# DIRECTION:
Transcribe every entry word for word. Skip the pictures.

# STORED RECORDS:
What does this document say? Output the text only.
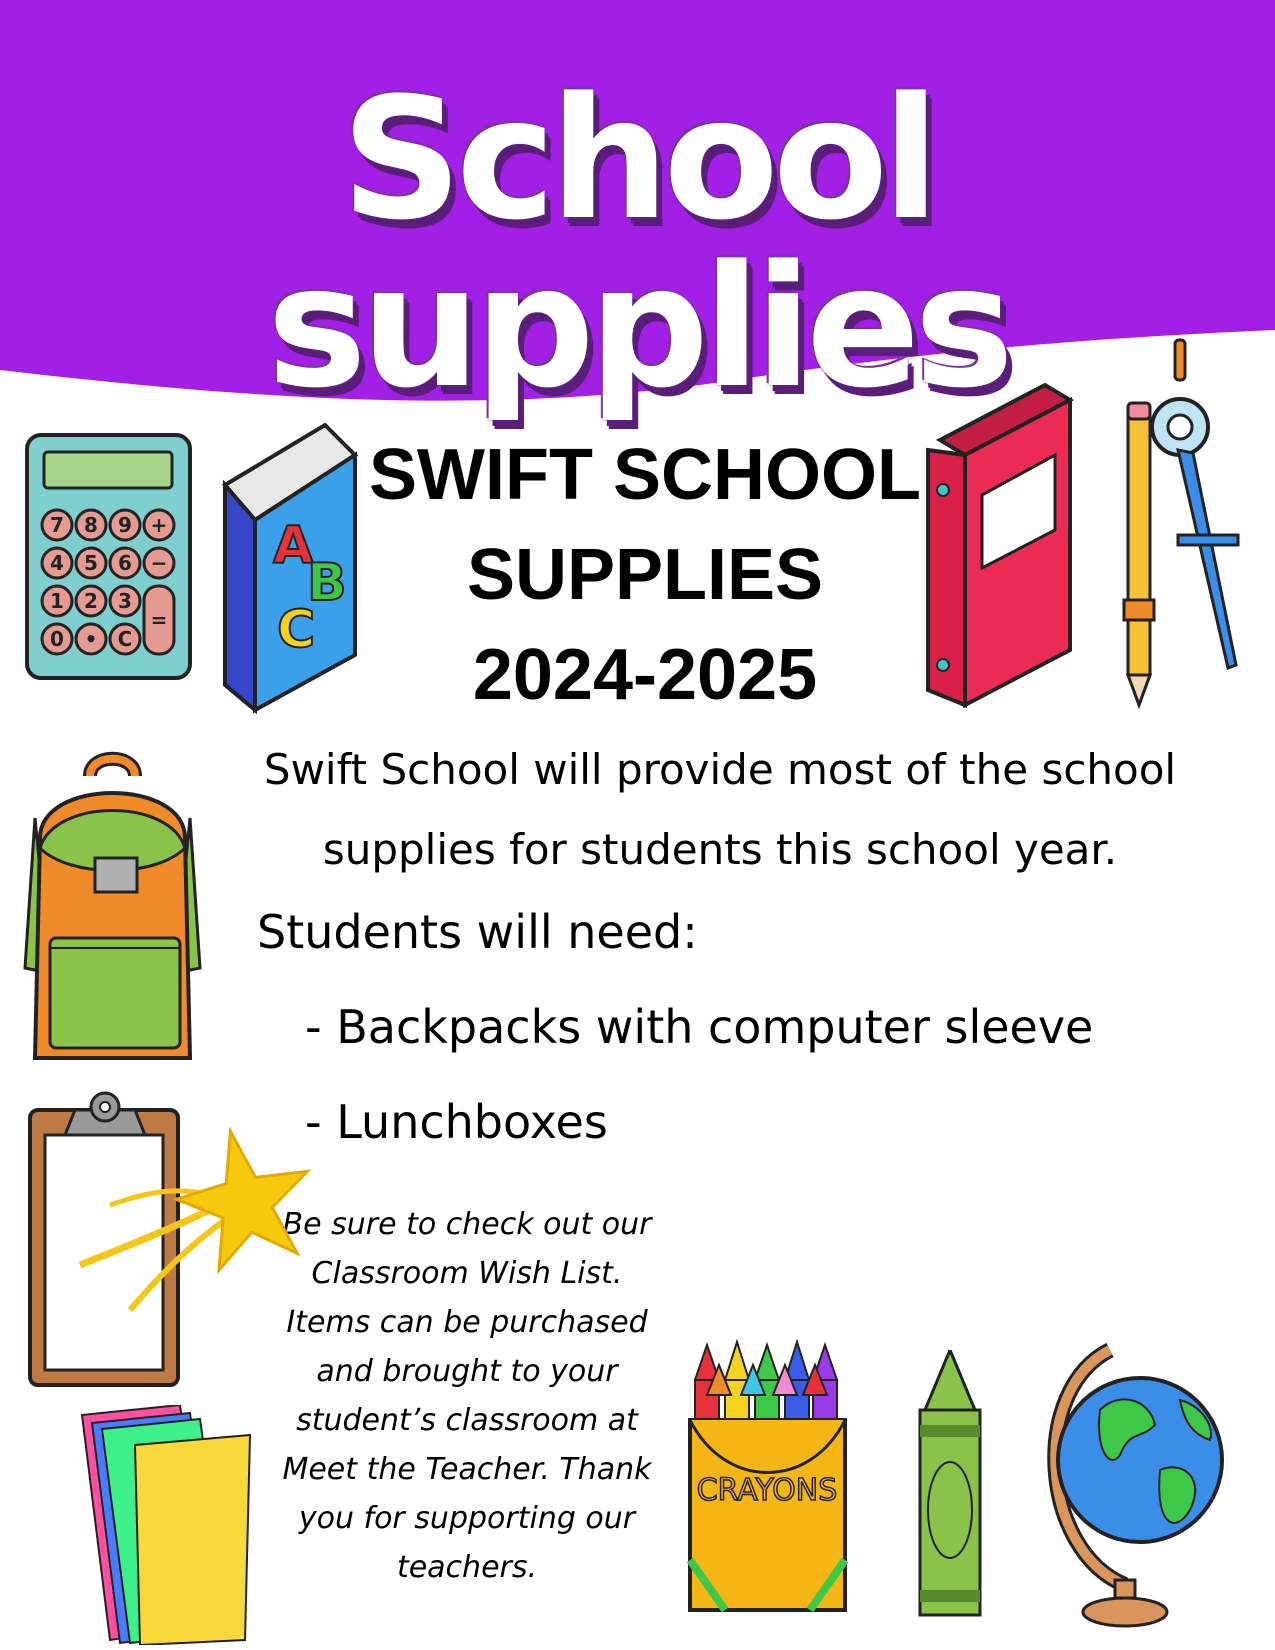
School supplies
SWIFT SCHOOL
SUPPLIES
2024-2025
Swift School will provide most of the school
supplies for students this school year.
Students will need:
- Backpacks with computer sleeve
- Lunchboxes
Be sure to check out our
Classroom Wish List.
Items can be purchased
and brought to your
student’s classroom at
Meet the Teacher. Thank
you for supporting our
teachers.
7 8 9 +
4 5 6 −
1 2 3
0 • C
=
A
B
C
CRAYONS
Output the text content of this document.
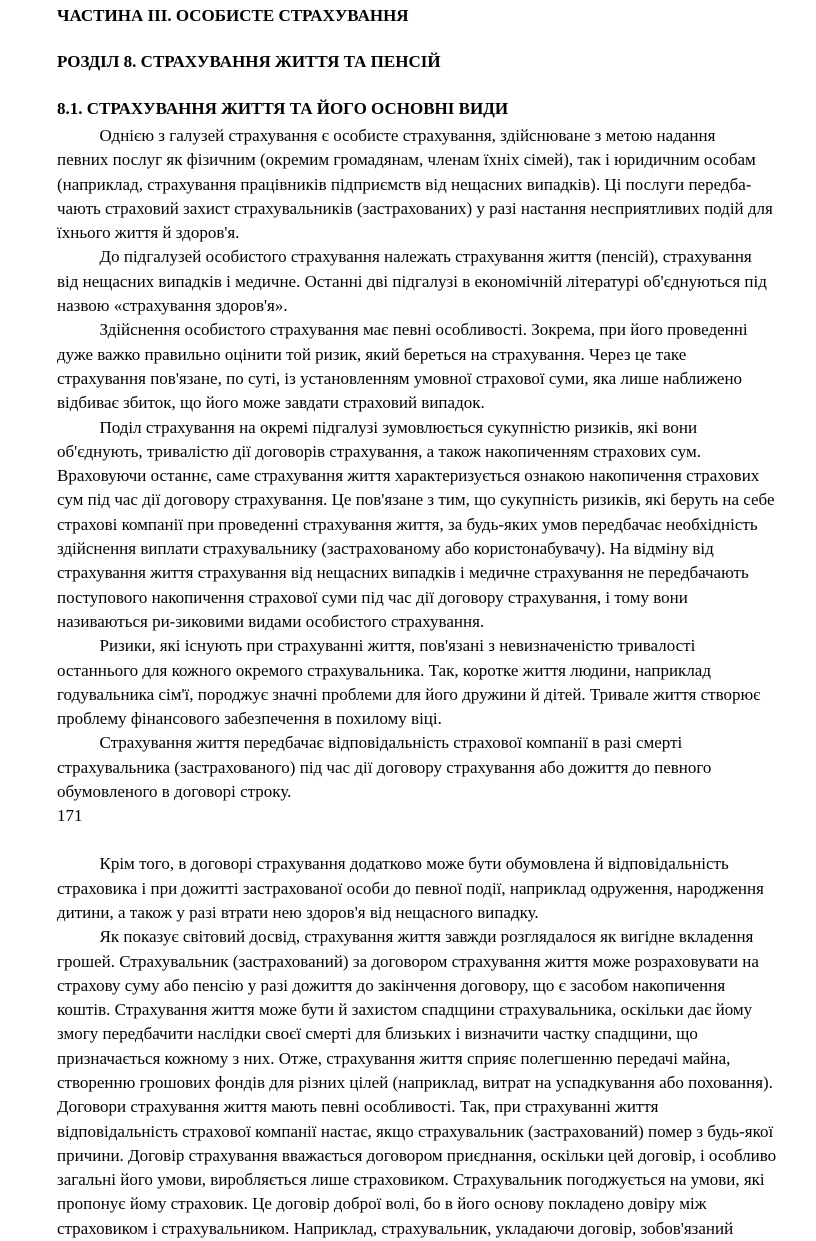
ЧАСТИНА ІІІ. ОСОБИСТЕ СТРАХУВАННЯ

РОЗДІЛ 8. СТРАХУВАННЯ ЖИТТЯ ТА ПЕНСІЙ

8.1. СТРАХУВАННЯ ЖИТТЯ ТА ЙОГО ОСНОВНІ ВИДИ

Однією з галузей страхування є особисте страхування, здійснюване з метою надання
певних послуг як фізичним (окремим громадянам, членам їхніх сімей), так і юридичним особам
(наприклад, страхування працівників підприємств від нещасних випадків). Ці послуги передба-
чають страховий захист страхувальників (застрахованих) у разі настання несприятливих подій для
їхнього життя й здоров'я.

До підгалузей особистого страхування належать страхування життя (пенсій), страхування
від нещасних випадків і медичне. Останні дві підгалузі в економічній літературі об'єднуються під
назвою «страхування здоров'я».

Здійснення особистого страхування має певні особливості. Зокрема, при його проведенні
дуже важко правильно оцінити той ризик, який береться на страхування. Через це таке
страхування пов'язане, по суті, із установленням умовної страхової суми, яка лише наближено
відбиває збиток, що його може завдати страховий випадок.

Поділ страхування на окремі підгалузі зумовлюється сукупністю ризиків, які вони
об'єднують, тривалістю дії договорів страхування, а також накопиченням страхових сум.
Враховуючи останнє, саме страхування життя характеризується ознакою накопичення страхових
сум під час дії договору страхування. Це пов'язане з тим, що сукупність ризиків, які беруть на себе
страхові компанії при проведенні страхування життя, за будь-яких умов передбачає необхідність
здійснення виплати страхувальнику (застрахованому або користонабувачу). На відміну від
страхування життя страхування від нещасних випадків і медичне страхування не передбачають
поступового накопичення страхової суми під час дії договору страхування, і тому вони
називаються ри-зиковими видами особистого страхування.

Ризики, які існують при страхуванні життя, пов'язані з невизначеністю тривалості
останнього для кожного окремого страхувальника. Так, коротке життя людини, наприклад
годувальника сім'ї, породжує значні проблеми для його дружини й дітей. Тривале життя створює
проблему фінансового забезпечення в похилому віці.

Страхування життя передбачає відповідальність страхової компанії в разі смерті
страхувальника (застрахованого) під час дії договору страхування або дожиття до певного
обумовленого в договорі строку.

171

Крім того, в договорі страхування додатково може бути обумовлена й відповідальність
страховика і при дожитті застрахованої особи до певної події, наприклад одруження, народження
дитини, а також у разі втрати нею здоров'я від нещасного випадку.

Як показує світовий досвід, страхування життя завжди розглядалося як вигідне вкладення
грошей. Страхувальник (застрахований) за договором страхування життя може розраховувати на
страхову суму або пенсію у разі дожиття до закінчення договору, що є засобом накопичення
коштів. Страхування життя може бути й захистом спадщини страхувальника, оскільки дає йому
змогу передбачити наслідки своєї смерті для близьких і визначити частку спадщини, що
призначається кожному з них. Отже, страхування життя сприяє полегшенню передачі майна,
створенню грошових фондів для різних цілей (наприклад, витрат на успадкування або поховання).
Договори страхування життя мають певні особливості. Так, при страхуванні життя
відповідальність страхової компанії настає, якщо страхувальник (застрахований) помер з будь-якої
причини. Договір страхування вважається договором приєднання, оскільки цей договір, і особливо
загальні його умови, виробляється лише страховиком. Страхувальник погоджується на умови, які
пропонує йому страховик. Це договір доброї волі, бо в його основу покладено довіру між
страховиком і страхувальником. Наприклад, страхувальник, укладаючи договір, зобов'язаний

# EXERCISE RESULT:
What does this document say? Output the text only.
School supplies
SWIFT SCHOOL
SUPPLIES
2024-2025
Swift School will provide most of the school
supplies for students this school year.
Students will need:
- Backpacks with computer sleeve
- Lunchboxes
Be sure to check out our
Classroom Wish List.
Items can be purchased
and brought to your
student’s classroom at
Meet the Teacher. Thank
you for supporting our
teachers.
7 8 9 +
4 5 6 −
1 2 3
0 • C
=
A
B
C
CRAYONS
Output the text content of this document.
ЧАСТИНА ІІІ. ОСОБИСТЕ СТРАХУВАННЯ

РОЗДІЛ 8. СТРАХУВАННЯ ЖИТТЯ ТА ПЕНСІЙ

8.1. СТРАХУВАННЯ ЖИТТЯ ТА ЙОГО ОСНОВНІ ВИДИ

Однією з галузей страхування є особисте страхування, здійснюване з метою надання
певних послуг як фізичним (окремим громадянам, членам їхніх сімей), так і юридичним особам
(наприклад, страхування працівників підприємств від нещасних випадків). Ці послуги передба-
чають страховий захист страхувальників (застрахованих) у разі настання несприятливих подій для
їхнього життя й здоров'я.

До підгалузей особистого страхування належать страхування життя (пенсій), страхування
від нещасних випадків і медичне. Останні дві підгалузі в економічній літературі об'єднуються під
назвою «страхування здоров'я».

Здійснення особистого страхування має певні особливості. Зокрема, при його проведенні
дуже важко правильно оцінити той ризик, який береться на страхування. Через це таке
страхування пов'язане, по суті, із установленням умовної страхової суми, яка лише наближено
відбиває збиток, що його може завдати страховий випадок.

Поділ страхування на окремі підгалузі зумовлюється сукупністю ризиків, які вони
об'єднують, тривалістю дії договорів страхування, а також накопиченням страхових сум.
Враховуючи останнє, саме страхування життя характеризується ознакою накопичення страхових
сум під час дії договору страхування. Це пов'язане з тим, що сукупність ризиків, які беруть на себе
страхові компанії при проведенні страхування життя, за будь-яких умов передбачає необхідність
здійснення виплати страхувальнику (застрахованому або користонабувачу). На відміну від
страхування життя страхування від нещасних випадків і медичне страхування не передбачають
поступового накопичення страхової суми під час дії договору страхування, і тому вони
називаються ри-зиковими видами особистого страхування.

Ризики, які існують при страхуванні життя, пов'язані з невизначеністю тривалості
останнього для кожного окремого страхувальника. Так, коротке життя людини, наприклад
годувальника сім'ї, породжує значні проблеми для його дружини й дітей. Тривале життя створює
проблему фінансового забезпечення в похилому віці.

Страхування життя передбачає відповідальність страхової компанії в разі смерті
страхувальника (застрахованого) під час дії договору страхування або дожиття до певного
обумовленого в договорі строку.

171

Крім того, в договорі страхування додатково може бути обумовлена й відповідальність
страховика і при дожитті застрахованої особи до певної події, наприклад одруження, народження
дитини, а також у разі втрати нею здоров'я від нещасного випадку.

Як показує світовий досвід, страхування життя завжди розглядалося як вигідне вкладення
грошей. Страхувальник (застрахований) за договором страхування життя може розраховувати на
страхову суму або пенсію у разі дожиття до закінчення договору, що є засобом накопичення
коштів. Страхування життя може бути й захистом спадщини страхувальника, оскільки дає йому
змогу передбачити наслідки своєї смерті для близьких і визначити частку спадщини, що
призначається кожному з них. Отже, страхування життя сприяє полегшенню передачі майна,
створенню грошових фондів для різних цілей (наприклад, витрат на успадкування або поховання).
Договори страхування життя мають певні особливості. Так, при страхуванні життя
відповідальність страхової компанії настає, якщо страхувальник (застрахований) помер з будь-якої
причини. Договір страхування вважається договором приєднання, оскільки цей договір, і особливо
загальні його умови, виробляється лише страховиком. Страхувальник погоджується на умови, які
пропонує йому страховик. Це договір доброї волі, бо в його основу покладено довіру між
страховиком і страхувальником. Наприклад, страхувальник, укладаючи договір, зобов'язаний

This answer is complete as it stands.